▸ Exercise task: Gather every line that includes the word "Total", please.

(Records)

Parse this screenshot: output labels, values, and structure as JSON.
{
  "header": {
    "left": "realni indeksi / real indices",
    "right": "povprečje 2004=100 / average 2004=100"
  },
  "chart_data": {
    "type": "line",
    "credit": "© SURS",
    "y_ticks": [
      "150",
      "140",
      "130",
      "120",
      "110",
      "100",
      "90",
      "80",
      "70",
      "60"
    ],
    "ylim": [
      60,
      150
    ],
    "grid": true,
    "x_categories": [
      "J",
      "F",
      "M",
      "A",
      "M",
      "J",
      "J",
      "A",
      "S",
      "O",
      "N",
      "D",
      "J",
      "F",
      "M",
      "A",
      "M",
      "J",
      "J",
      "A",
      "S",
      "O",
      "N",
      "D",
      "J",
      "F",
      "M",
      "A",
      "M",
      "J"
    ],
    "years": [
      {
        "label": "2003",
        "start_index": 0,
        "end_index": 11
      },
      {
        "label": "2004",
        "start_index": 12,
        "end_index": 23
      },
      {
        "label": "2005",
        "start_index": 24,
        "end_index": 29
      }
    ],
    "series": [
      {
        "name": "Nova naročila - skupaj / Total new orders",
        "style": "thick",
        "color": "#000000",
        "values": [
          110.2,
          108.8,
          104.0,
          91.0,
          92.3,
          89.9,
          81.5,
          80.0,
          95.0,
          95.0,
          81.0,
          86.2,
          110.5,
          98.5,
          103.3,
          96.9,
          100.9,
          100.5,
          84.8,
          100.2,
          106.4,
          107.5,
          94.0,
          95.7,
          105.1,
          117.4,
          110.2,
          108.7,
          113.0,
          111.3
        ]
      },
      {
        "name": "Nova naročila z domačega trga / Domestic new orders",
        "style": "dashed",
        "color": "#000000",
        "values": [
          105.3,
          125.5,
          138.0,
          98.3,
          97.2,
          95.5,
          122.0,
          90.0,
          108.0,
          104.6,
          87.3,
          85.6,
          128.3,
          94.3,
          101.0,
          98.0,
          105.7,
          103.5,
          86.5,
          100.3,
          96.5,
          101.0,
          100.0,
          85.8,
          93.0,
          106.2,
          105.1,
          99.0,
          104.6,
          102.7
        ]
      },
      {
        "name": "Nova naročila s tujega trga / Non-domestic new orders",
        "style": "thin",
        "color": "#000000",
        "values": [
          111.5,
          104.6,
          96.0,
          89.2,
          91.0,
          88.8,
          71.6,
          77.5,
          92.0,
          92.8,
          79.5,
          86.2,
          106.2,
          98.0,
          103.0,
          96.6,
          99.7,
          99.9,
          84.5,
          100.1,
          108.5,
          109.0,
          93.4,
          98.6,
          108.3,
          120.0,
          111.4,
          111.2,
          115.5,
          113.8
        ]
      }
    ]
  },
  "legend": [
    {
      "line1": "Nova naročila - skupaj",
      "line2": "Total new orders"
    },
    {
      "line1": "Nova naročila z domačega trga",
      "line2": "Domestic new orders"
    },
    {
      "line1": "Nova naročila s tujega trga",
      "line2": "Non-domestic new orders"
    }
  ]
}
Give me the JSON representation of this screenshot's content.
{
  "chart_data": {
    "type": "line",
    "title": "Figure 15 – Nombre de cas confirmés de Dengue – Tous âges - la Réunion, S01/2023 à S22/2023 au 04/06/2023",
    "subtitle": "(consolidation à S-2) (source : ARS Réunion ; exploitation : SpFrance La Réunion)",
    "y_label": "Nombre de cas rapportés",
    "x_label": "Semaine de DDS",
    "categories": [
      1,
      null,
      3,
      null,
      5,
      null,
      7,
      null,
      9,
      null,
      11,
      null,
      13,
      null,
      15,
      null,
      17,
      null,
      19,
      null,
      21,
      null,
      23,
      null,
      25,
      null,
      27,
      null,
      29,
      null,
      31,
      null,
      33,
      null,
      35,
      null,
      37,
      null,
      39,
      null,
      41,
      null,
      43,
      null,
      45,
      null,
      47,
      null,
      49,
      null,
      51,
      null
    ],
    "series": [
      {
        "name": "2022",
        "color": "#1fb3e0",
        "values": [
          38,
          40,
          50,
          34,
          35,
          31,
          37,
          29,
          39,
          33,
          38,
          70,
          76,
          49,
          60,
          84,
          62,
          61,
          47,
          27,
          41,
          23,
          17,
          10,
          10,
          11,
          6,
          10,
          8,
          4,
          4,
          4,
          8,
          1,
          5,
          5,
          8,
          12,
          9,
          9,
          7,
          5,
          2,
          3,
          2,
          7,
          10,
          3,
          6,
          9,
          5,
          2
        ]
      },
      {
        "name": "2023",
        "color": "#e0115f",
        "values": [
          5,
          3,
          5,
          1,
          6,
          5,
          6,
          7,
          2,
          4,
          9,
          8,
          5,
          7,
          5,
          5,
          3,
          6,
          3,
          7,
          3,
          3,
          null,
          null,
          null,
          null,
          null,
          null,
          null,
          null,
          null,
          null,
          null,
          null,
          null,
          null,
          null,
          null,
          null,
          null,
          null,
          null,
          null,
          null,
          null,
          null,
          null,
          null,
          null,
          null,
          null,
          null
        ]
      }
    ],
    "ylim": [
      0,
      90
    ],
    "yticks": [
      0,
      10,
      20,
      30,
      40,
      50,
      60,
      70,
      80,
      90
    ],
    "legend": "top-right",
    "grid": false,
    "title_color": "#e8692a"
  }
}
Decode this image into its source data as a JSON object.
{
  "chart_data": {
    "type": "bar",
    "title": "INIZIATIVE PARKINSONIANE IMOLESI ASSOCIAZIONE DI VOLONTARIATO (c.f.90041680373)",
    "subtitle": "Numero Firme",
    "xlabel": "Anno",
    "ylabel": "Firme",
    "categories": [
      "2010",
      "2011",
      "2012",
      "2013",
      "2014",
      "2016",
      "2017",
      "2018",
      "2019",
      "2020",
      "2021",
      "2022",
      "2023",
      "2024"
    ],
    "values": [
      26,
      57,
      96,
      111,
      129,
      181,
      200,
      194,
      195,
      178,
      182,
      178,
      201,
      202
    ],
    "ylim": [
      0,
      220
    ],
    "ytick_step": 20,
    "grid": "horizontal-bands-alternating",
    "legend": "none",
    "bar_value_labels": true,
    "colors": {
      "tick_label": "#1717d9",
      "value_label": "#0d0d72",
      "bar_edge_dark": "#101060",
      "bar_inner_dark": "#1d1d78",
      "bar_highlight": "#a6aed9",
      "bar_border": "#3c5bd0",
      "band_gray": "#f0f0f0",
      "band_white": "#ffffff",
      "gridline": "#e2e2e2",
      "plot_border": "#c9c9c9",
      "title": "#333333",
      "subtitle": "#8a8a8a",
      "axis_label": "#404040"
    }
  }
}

▸ Response for this exercise:
        "name": "Nova naročila - skupaj / Total new orders",
      "line2": "Total new orders"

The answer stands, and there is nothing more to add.